Pull every line containing "page" out of the material below.
------ SOURCE RECORDS ------
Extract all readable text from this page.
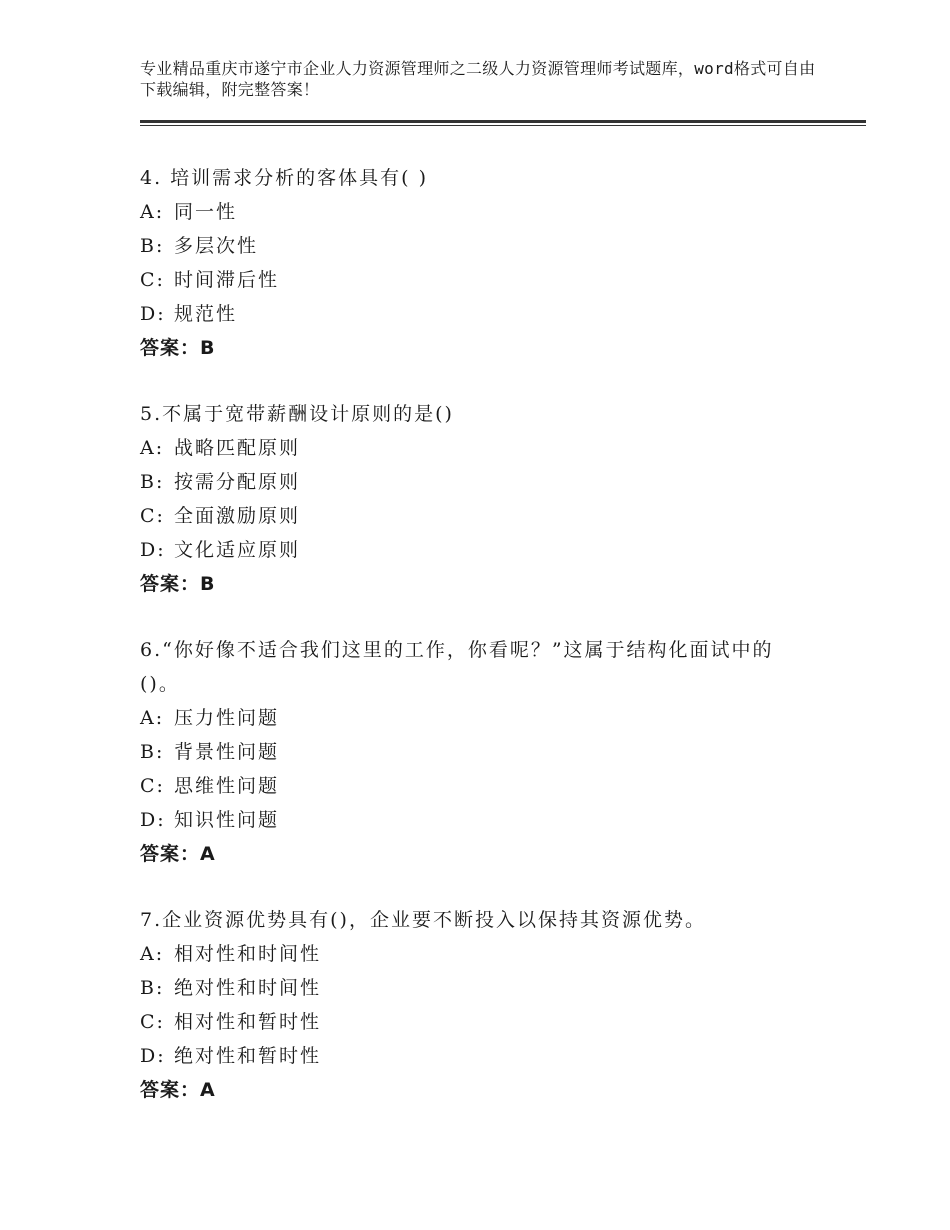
专业精品重庆市遂宁市企业人力资源管理师之二级人力资源管理师考试题库，word格式可自由下载编辑，附完整答案！
4. 培训需求分析的客体具有( )
A: 同一性
B: 多层次性
C: 时间滞后性
D: 规范性
答案：B
5.不属于宽带薪酬设计原则的是()
A: 战略匹配原则
B: 按需分配原则
C: 全面激励原则
D: 文化适应原则
答案：B
6.“你好像不适合我们这里的工作，你看呢？”这属于结构化面试中的()。
A: 压力性问题
B: 背景性问题
C: 思维性问题
D: 知识性问题
答案：A
7.企业资源优势具有()，企业要不断投入以保持其资源优势。
A: 相对性和时间性
B: 绝对性和时间性
C: 相对性和暂时性
D: 绝对性和暂时性
答案：A
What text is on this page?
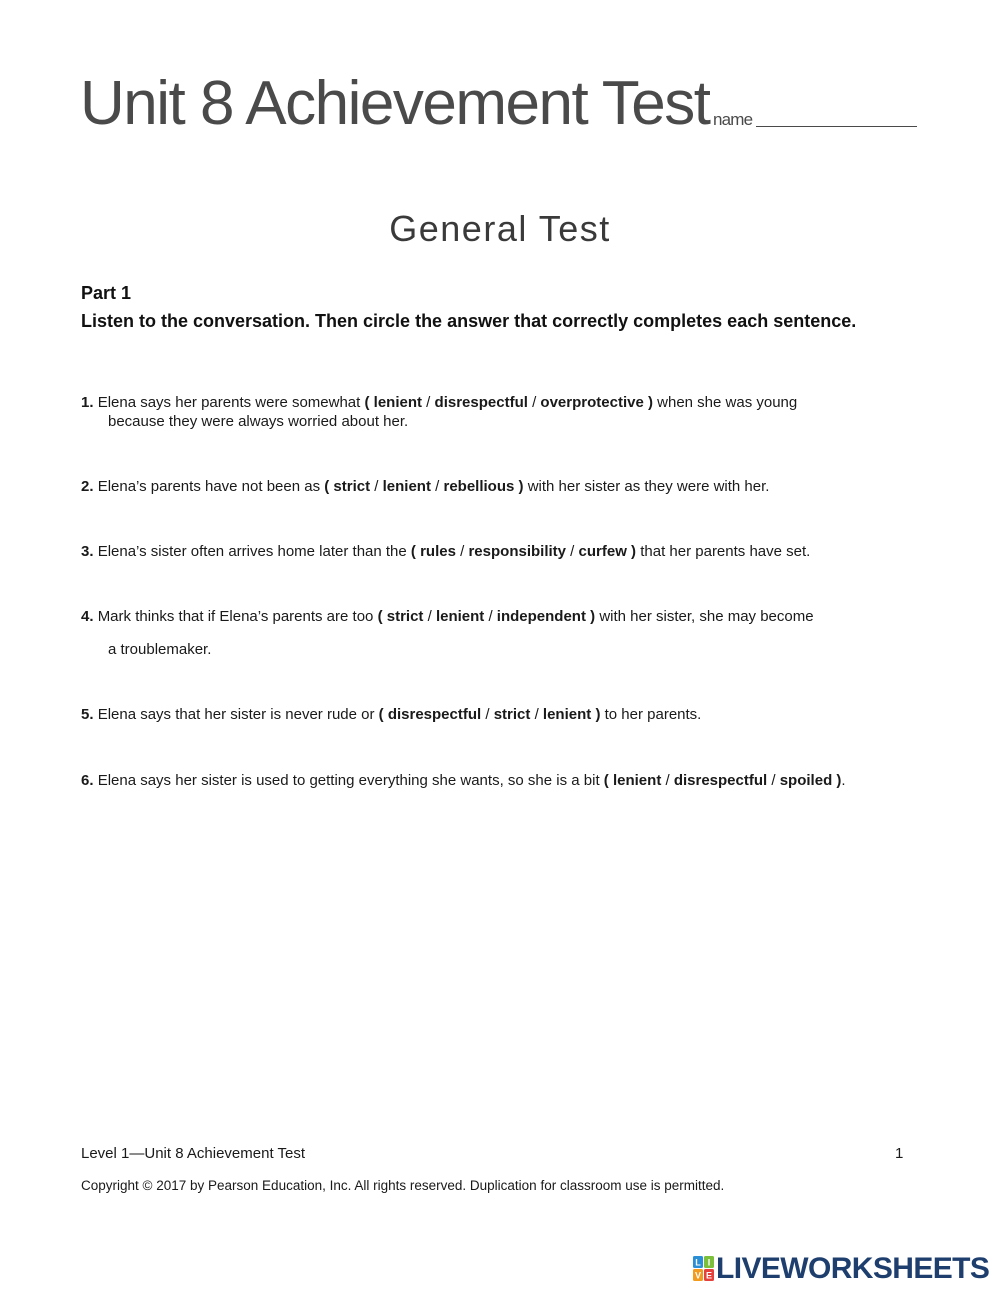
Unit 8 Achievement Test name
General Test
Part 1
Listen to the conversation. Then circle the answer that correctly completes each sentence.
1. Elena says her parents were somewhat ( lenient / disrespectful / overprotective ) when she was young
because they were always worried about her.
2. Elena’s parents have not been as ( strict / lenient / rebellious ) with her sister as they were with her.
3. Elena’s sister often arrives home later than the ( rules / responsibility / curfew ) that her parents have set.
4. Mark thinks that if Elena’s parents are too ( strict / lenient / independent ) with her sister, she may become
a troublemaker.
5. Elena says that her sister is never rude or ( disrespectful / strict / lenient ) to her parents.
6. Elena says her sister is used to getting everything she wants, so she is a bit ( lenient / disrespectful / spoiled ).
Level 1—Unit 8 Achievement Test	1
Copyright © 2017 by Pearson Education, Inc. All rights reserved. Duplication for classroom use is permitted.
L I
V E LIVEWORKSHEETS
------
▶ FINAL RESULT
Extract all readable text from this page.
What text is on this page?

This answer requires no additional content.